• **Task prompt**:
Write the entries out again exactly as they stand, but without the pictures.

• **Records to use**:

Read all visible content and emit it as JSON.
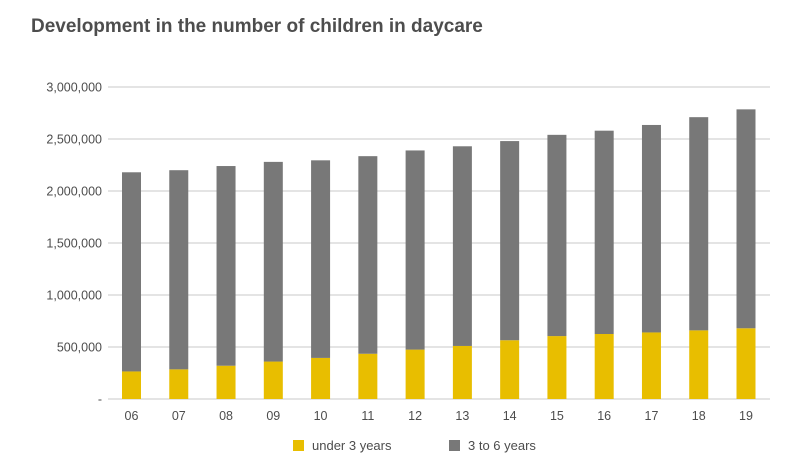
{
  "chart_data": {
    "type": "bar",
    "stacked": true,
    "title": "Development in the number of children in daycare",
    "xlabel": "",
    "ylabel": "",
    "categories": [
      "06",
      "07",
      "08",
      "09",
      "10",
      "11",
      "12",
      "13",
      "14",
      "15",
      "16",
      "17",
      "18",
      "19"
    ],
    "series": [
      {
        "name": "under 3 years",
        "color": "#e8be00",
        "values": [
          265000,
          285000,
          320000,
          360000,
          395000,
          435000,
          475000,
          510000,
          565000,
          605000,
          625000,
          640000,
          660000,
          680000
        ]
      },
      {
        "name": "3 to 6 years",
        "color": "#787878",
        "values": [
          1915000,
          1915000,
          1920000,
          1920000,
          1900000,
          1900000,
          1915000,
          1920000,
          1915000,
          1935000,
          1955000,
          1995000,
          2050000,
          2105000
        ]
      }
    ],
    "ylim": [
      0,
      3000000
    ],
    "y_ticks": [
      "-",
      "500,000",
      "1,000,000",
      "1,500,000",
      "2,000,000",
      "2,500,000",
      "3,000,000"
    ],
    "y_tick_values": [
      0,
      500000,
      1000000,
      1500000,
      2000000,
      2500000,
      3000000
    ],
    "grid": true,
    "legend_position": "bottom"
  }
}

• **Output of the exercise**:
Read all visible content and emit it as JSON.
{
  "chart_data": {
    "type": "bar",
    "stacked": true,
    "title": "Development in the number of children in daycare",
    "xlabel": "",
    "ylabel": "",
    "categories": [
      "06",
      "07",
      "08",
      "09",
      "10",
      "11",
      "12",
      "13",
      "14",
      "15",
      "16",
      "17",
      "18",
      "19"
    ],
    "series": [
      {
        "name": "under 3 years",
        "color": "#e8be00",
        "values": [
          265000,
          285000,
          320000,
          360000,
          395000,
          435000,
          475000,
          510000,
          565000,
          605000,
          625000,
          640000,
          660000,
          680000
        ]
      },
      {
        "name": "3 to 6 years",
        "color": "#787878",
        "values": [
          1915000,
          1915000,
          1920000,
          1920000,
          1900000,
          1900000,
          1915000,
          1920000,
          1915000,
          1935000,
          1955000,
          1995000,
          2050000,
          2105000
        ]
      }
    ],
    "ylim": [
      0,
      3000000
    ],
    "y_ticks": [
      "-",
      "500,000",
      "1,000,000",
      "1,500,000",
      "2,000,000",
      "2,500,000",
      "3,000,000"
    ],
    "y_tick_values": [
      0,
      500000,
      1000000,
      1500000,
      2000000,
      2500000,
      3000000
    ],
    "grid": true,
    "legend_position": "bottom"
  }
}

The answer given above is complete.